> STATED TASK: Repeat every line of the material, character for character.

· · · · ·

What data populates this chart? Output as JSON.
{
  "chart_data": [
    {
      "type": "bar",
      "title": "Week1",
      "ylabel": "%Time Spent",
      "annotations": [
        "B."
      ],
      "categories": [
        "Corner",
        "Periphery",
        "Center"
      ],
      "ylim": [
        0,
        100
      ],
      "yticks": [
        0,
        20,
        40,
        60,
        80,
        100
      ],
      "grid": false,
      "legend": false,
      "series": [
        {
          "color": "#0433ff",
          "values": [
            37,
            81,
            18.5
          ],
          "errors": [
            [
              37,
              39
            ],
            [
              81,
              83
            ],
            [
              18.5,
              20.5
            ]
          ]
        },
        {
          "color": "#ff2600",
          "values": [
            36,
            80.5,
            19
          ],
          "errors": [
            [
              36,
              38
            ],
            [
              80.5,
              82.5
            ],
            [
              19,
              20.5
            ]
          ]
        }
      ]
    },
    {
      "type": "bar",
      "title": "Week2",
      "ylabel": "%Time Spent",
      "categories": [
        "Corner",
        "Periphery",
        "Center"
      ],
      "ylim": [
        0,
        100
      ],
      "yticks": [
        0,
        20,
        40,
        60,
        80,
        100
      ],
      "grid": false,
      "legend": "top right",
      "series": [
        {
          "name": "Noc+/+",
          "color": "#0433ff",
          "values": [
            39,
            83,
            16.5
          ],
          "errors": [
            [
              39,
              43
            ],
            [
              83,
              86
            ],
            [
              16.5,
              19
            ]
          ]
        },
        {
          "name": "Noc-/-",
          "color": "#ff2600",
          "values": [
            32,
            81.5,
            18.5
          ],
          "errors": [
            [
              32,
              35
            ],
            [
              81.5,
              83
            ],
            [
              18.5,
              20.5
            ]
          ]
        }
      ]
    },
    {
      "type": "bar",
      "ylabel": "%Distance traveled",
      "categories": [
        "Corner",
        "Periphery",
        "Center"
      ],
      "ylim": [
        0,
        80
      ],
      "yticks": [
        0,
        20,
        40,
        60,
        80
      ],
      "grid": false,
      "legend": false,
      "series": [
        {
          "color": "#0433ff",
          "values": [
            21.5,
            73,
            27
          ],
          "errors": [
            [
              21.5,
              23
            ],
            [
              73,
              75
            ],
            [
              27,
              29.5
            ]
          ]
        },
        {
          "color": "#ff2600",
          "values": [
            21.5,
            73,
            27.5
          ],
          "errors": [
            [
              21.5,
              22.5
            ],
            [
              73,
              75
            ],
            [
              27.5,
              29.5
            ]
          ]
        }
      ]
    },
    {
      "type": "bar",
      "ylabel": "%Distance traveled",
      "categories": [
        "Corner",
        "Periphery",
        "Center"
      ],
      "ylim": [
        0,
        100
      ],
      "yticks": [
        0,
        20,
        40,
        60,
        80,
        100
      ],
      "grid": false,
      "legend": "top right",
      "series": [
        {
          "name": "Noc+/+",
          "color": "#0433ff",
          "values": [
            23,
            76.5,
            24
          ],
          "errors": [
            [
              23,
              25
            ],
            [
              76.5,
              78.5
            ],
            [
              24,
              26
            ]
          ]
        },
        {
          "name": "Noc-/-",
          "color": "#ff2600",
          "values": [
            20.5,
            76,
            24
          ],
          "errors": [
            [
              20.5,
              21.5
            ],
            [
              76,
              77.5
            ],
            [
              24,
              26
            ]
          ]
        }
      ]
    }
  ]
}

· · · · ·

> ANSWER FOR THE TASK:
What data populates this chart? Output as JSON.
{
  "chart_data": [
    {
      "type": "bar",
      "title": "Week1",
      "ylabel": "%Time Spent",
      "annotations": [
        "B."
      ],
      "categories": [
        "Corner",
        "Periphery",
        "Center"
      ],
      "ylim": [
        0,
        100
      ],
      "yticks": [
        0,
        20,
        40,
        60,
        80,
        100
      ],
      "grid": false,
      "legend": false,
      "series": [
        {
          "color": "#0433ff",
          "values": [
            37,
            81,
            18.5
          ],
          "errors": [
            [
              37,
              39
            ],
            [
              81,
              83
            ],
            [
              18.5,
              20.5
            ]
          ]
        },
        {
          "color": "#ff2600",
          "values": [
            36,
            80.5,
            19
          ],
          "errors": [
            [
              36,
              38
            ],
            [
              80.5,
              82.5
            ],
            [
              19,
              20.5
            ]
          ]
        }
      ]
    },
    {
      "type": "bar",
      "title": "Week2",
      "ylabel": "%Time Spent",
      "categories": [
        "Corner",
        "Periphery",
        "Center"
      ],
      "ylim": [
        0,
        100
      ],
      "yticks": [
        0,
        20,
        40,
        60,
        80,
        100
      ],
      "grid": false,
      "legend": "top right",
      "series": [
        {
          "name": "Noc+/+",
          "color": "#0433ff",
          "values": [
            39,
            83,
            16.5
          ],
          "errors": [
            [
              39,
              43
            ],
            [
              83,
              86
            ],
            [
              16.5,
              19
            ]
          ]
        },
        {
          "name": "Noc-/-",
          "color": "#ff2600",
          "values": [
            32,
            81.5,
            18.5
          ],
          "errors": [
            [
              32,
              35
            ],
            [
              81.5,
              83
            ],
            [
              18.5,
              20.5
            ]
          ]
        }
      ]
    },
    {
      "type": "bar",
      "ylabel": "%Distance traveled",
      "categories": [
        "Corner",
        "Periphery",
        "Center"
      ],
      "ylim": [
        0,
        80
      ],
      "yticks": [
        0,
        20,
        40,
        60,
        80
      ],
      "grid": false,
      "legend": false,
      "series": [
        {
          "color": "#0433ff",
          "values": [
            21.5,
            73,
            27
          ],
          "errors": [
            [
              21.5,
              23
            ],
            [
              73,
              75
            ],
            [
              27,
              29.5
            ]
          ]
        },
        {
          "color": "#ff2600",
          "values": [
            21.5,
            73,
            27.5
          ],
          "errors": [
            [
              21.5,
              22.5
            ],
            [
              73,
              75
            ],
            [
              27.5,
              29.5
            ]
          ]
        }
      ]
    },
    {
      "type": "bar",
      "ylabel": "%Distance traveled",
      "categories": [
        "Corner",
        "Periphery",
        "Center"
      ],
      "ylim": [
        0,
        100
      ],
      "yticks": [
        0,
        20,
        40,
        60,
        80,
        100
      ],
      "grid": false,
      "legend": "top right",
      "series": [
        {
          "name": "Noc+/+",
          "color": "#0433ff",
          "values": [
            23,
            76.5,
            24
          ],
          "errors": [
            [
              23,
              25
            ],
            [
              76.5,
              78.5
            ],
            [
              24,
              26
            ]
          ]
        },
        {
          "name": "Noc-/-",
          "color": "#ff2600",
          "values": [
            20.5,
            76,
            24
          ],
          "errors": [
            [
              20.5,
              21.5
            ],
            [
              76,
              77.5
            ],
            [
              24,
              26
            ]
          ]
        }
      ]
    }
  ]
}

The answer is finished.